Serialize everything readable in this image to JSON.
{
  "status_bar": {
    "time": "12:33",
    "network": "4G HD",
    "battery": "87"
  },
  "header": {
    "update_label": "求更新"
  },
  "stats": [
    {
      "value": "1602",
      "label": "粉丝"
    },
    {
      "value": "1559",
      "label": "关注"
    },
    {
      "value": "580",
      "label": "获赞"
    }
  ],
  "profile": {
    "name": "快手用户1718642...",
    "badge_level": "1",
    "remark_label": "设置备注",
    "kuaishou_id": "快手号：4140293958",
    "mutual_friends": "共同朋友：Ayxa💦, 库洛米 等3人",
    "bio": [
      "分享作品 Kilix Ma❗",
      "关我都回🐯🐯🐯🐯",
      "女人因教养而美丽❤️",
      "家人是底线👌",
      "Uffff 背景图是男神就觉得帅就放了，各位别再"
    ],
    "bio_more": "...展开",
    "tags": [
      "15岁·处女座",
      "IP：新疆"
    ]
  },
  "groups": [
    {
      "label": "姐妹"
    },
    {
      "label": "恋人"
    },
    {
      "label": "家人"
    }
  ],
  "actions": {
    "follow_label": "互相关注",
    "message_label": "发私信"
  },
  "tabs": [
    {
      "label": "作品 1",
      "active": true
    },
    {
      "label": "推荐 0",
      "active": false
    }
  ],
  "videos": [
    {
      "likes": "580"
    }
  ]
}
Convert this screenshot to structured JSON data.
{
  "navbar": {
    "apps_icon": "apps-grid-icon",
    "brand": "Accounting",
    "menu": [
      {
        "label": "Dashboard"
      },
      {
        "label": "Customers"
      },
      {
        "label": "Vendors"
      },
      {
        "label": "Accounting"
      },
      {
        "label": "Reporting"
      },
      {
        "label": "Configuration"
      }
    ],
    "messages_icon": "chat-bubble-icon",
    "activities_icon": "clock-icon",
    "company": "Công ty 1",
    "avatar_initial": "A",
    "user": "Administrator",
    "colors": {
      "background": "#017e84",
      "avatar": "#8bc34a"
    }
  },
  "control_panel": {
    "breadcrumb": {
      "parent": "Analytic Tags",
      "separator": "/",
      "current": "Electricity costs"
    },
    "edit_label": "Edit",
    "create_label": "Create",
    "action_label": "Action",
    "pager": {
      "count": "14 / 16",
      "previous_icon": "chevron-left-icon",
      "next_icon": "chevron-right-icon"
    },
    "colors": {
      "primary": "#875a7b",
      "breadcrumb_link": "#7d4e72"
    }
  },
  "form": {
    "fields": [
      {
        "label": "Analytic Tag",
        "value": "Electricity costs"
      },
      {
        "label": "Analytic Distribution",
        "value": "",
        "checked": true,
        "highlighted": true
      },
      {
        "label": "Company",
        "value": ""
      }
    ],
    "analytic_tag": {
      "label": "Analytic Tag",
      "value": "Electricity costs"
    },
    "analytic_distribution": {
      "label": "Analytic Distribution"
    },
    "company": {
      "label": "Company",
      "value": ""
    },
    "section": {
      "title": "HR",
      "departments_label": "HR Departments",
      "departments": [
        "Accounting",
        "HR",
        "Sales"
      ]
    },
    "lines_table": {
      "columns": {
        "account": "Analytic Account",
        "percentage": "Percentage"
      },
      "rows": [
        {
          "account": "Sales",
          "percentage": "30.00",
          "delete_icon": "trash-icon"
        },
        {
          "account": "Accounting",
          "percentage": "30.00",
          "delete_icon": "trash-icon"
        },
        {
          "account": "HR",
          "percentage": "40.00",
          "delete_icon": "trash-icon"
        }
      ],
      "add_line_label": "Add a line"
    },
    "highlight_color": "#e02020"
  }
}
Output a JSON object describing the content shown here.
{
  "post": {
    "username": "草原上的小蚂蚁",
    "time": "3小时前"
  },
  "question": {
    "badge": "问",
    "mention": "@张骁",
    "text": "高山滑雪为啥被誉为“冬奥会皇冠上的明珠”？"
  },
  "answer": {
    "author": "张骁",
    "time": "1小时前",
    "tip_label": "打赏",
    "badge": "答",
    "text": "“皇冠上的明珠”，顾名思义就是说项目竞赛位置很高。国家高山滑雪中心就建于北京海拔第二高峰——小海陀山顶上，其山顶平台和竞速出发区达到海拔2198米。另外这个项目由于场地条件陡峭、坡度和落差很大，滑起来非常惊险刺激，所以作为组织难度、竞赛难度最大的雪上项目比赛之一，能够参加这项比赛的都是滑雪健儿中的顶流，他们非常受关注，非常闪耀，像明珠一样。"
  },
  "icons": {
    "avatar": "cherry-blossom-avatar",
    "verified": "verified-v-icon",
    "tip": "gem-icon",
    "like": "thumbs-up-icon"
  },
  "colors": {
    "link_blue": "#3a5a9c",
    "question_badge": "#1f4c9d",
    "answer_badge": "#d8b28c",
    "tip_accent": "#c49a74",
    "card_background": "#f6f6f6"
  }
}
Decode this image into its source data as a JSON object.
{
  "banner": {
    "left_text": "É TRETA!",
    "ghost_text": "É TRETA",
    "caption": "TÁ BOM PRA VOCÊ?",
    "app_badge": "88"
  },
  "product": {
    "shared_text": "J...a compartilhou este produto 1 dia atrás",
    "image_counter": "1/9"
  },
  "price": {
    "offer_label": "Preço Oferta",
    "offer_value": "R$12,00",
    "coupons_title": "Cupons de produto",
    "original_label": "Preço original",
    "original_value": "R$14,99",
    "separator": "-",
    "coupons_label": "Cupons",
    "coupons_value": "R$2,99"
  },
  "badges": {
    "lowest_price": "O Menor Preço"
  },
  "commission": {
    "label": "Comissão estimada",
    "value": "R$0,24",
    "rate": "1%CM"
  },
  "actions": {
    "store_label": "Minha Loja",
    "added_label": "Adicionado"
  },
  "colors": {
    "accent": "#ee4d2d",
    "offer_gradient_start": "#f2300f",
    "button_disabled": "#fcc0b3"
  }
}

◇ ◇ ◇ ◇

» **Exercise task**
Gather all lines from the listing above in which "Cupons" occurs.

» **Final answer**
    "coupons_title": "Cupons de produto",
    "coupons_label": "Cupons",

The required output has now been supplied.